Given exercise A:
Repeat the forum thread below on hunting upland game on CWMUs word for word.

Excerpt provided:
******************************

# Want to hunt upland game on CWMUs???



## HJB (May 22, 2008)

I have an Idea for hunting Upland game on some great properties in Utah. I know that some of you already have good public ground hunting and can get your limits every time you go, so you may not be interested.
There’s tons of private land in Northern Utah that has been entered into the CWMU program. These programs provide excellent Big game hunting opportunities for both private parties and the general Public. The private parties pay a fee while the public has to put in for drawing. Many people never have the opportunity to see what these areas offer. Many of these areas are amazing just to look at, to see the quality and number of animals on the land is a privilege.

These areas are mostly managed for Big Game. Some of the other game get easily over looked. Many of these lands have huge numbers of upland game birds that have very likely never seen any (or very little) hunting pressure. I have visited a few of these CWMUs and seen hundreds of game birds and have always wanted to hunt them. 
I recently talked with Clint Brunson of the DWR, he is the WIA coordinator and we discussed a few ideas that could give public hunters access to some of these areas to hunt upland game. A few problems we ran into were:
1. CWMU operators and big game hunters probably would be opposed to having bird hunters shooting shotguns while they are trying to hunt big game.

******************************

Data records:
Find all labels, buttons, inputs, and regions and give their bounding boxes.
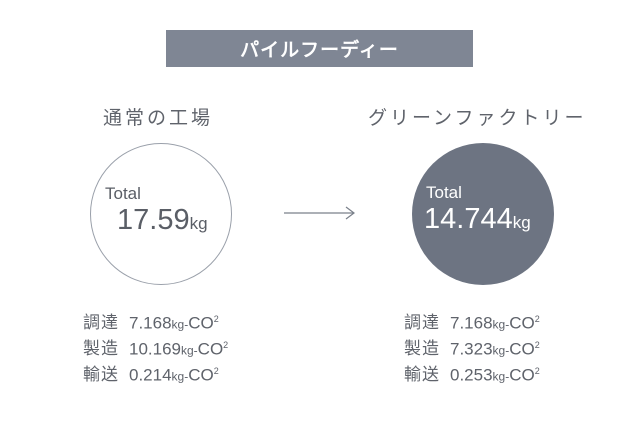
standard-factory-total-circle: Total 17.59kg xyxy=(90,143,232,285)
value: 0.214 xyxy=(129,365,172,385)
total-number: 14.744 xyxy=(424,203,513,235)
gas: CO xyxy=(188,365,214,385)
unit: kg- xyxy=(492,317,510,332)
unit: kg- xyxy=(181,343,198,358)
total-value: 17.59kg xyxy=(117,204,208,237)
subscript: 2 xyxy=(534,340,540,350)
unit: kg- xyxy=(171,369,189,384)
category-label: 製造 xyxy=(83,339,119,359)
total-number: 17.59 xyxy=(117,204,190,236)
gas: CO xyxy=(509,339,535,359)
gas: CO xyxy=(509,365,535,385)
unit: kg- xyxy=(492,369,510,384)
standard-factory-breakdown: 調達 7.168kg-CO2 製造 10.169kg-CO2 輸送 0.214kg-C… xyxy=(83,306,228,384)
breakdown-row: 輸送 0.253kg-CO2 xyxy=(404,358,540,384)
category-label: 輸送 xyxy=(404,365,440,385)
header-banner: パイルフーディー xyxy=(166,30,473,67)
category-label: 調達 xyxy=(404,313,440,333)
total-unit: kg xyxy=(512,213,531,232)
value: 0.253 xyxy=(450,365,493,385)
subscript: 2 xyxy=(223,340,229,350)
right-column-title: グリーンファクトリー xyxy=(368,107,587,129)
category-label: 製造 xyxy=(404,339,440,359)
green-factory-breakdown: 調達 7.168kg-CO2 製造 7.323kg-CO2 輸送 0.253kg-CO… xyxy=(404,306,540,384)
arrow-right-icon xyxy=(284,206,355,220)
gas: CO xyxy=(509,313,535,333)
banner-title: パイルフーディー xyxy=(240,39,399,61)
total-label: Total xyxy=(105,184,141,203)
green-factory-total-circle: Total 14.744kg xyxy=(412,143,554,285)
breakdown-row: 製造 10.169kg-CO2 xyxy=(83,332,228,358)
breakdown-row: 調達 7.168kg-CO2 xyxy=(83,306,228,332)
value: 7.168 xyxy=(450,313,493,333)
category-label: 調達 xyxy=(83,313,119,333)
total-unit: kg xyxy=(189,214,208,233)
subscript: 2 xyxy=(213,366,219,376)
unit: kg- xyxy=(492,343,510,358)
subscript: 2 xyxy=(534,314,540,324)
unit: kg- xyxy=(171,317,189,332)
gas: CO xyxy=(188,313,214,333)
subscript: 2 xyxy=(213,314,219,324)
total-label: Total xyxy=(426,183,462,202)
breakdown-row: 輸送 0.214kg-CO2 xyxy=(83,358,228,384)
total-value: 14.744kg xyxy=(424,203,531,236)
subscript: 2 xyxy=(534,366,540,376)
category-label: 輸送 xyxy=(83,365,119,385)
breakdown-row: 調達 7.168kg-CO2 xyxy=(404,306,540,332)
value: 7.323 xyxy=(450,339,493,359)
left-column-title: 通常の工場 xyxy=(103,107,214,129)
breakdown-row: 製造 7.323kg-CO2 xyxy=(404,332,540,358)
gas: CO xyxy=(197,339,224,359)
value: 10.169 xyxy=(129,339,181,359)
value: 7.168 xyxy=(129,313,172,333)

******************************

Given exercise B:
Reproduce the lines of the listing above from the line with "standard-factory-total-circle: Total 17.59kg" to the line with "unit: kg- xyxy=(492,369,510,384)", including both of those lines.

Full output A:
# Want to hunt upland game on CWMUs???



## HJB (May 22, 2008)

I have an Idea for hunting Upland game on some great properties in Utah. I know that some of you already have good public ground hunting and can get your limits every time you go, so you may not be interested.
There’s tons of private land in Northern Utah that has been entered into the CWMU program. These programs provide excellent Big game hunting opportunities for both private parties and the general Public. The private parties pay a fee while the public has to put in for drawing. Many people never have the opportunity to see what these areas offer. Many of these areas are amazing just to look at, to see the quality and number of animals on the land is a privilege.

These areas are mostly managed for Big Game. Some of the other game get easily over looked. Many of these lands have huge numbers of upland game birds that have very likely never seen any (or very little) hunting pressure. I have visited a few of these CWMUs and seen hundreds of game birds and have always wanted to hunt them. 
I recently talked with Clint Brunson of the DWR, he is the WIA coordinator and we discussed a few ideas that could give public hunters access to some of these areas to hunt upland game. A few problems we ran into were:
1. CWMU operators and big game hunters probably would be opposed to having bird hunters shooting shotguns while they are trying to hunt big game.

Full output B:
standard-factory-total-circle: Total 17.59kg xyxy=(90,143,232,285)
value: 0.214 xyxy=(129,365,172,385)
total-number: 14.744 xyxy=(424,203,513,235)
gas: CO xyxy=(188,365,214,385)
unit: kg- xyxy=(492,317,510,332)
unit: kg- xyxy=(181,343,198,358)
total-value: 17.59kg xyxy=(117,204,208,237)
subscript: 2 xyxy=(534,340,540,350)
unit: kg- xyxy=(171,369,189,384)
category-label: 製造 xyxy=(83,339,119,359)
total-number: 17.59 xyxy=(117,204,190,236)
gas: CO xyxy=(509,339,535,359)
gas: CO xyxy=(509,365,535,385)
unit: kg- xyxy=(492,369,510,384)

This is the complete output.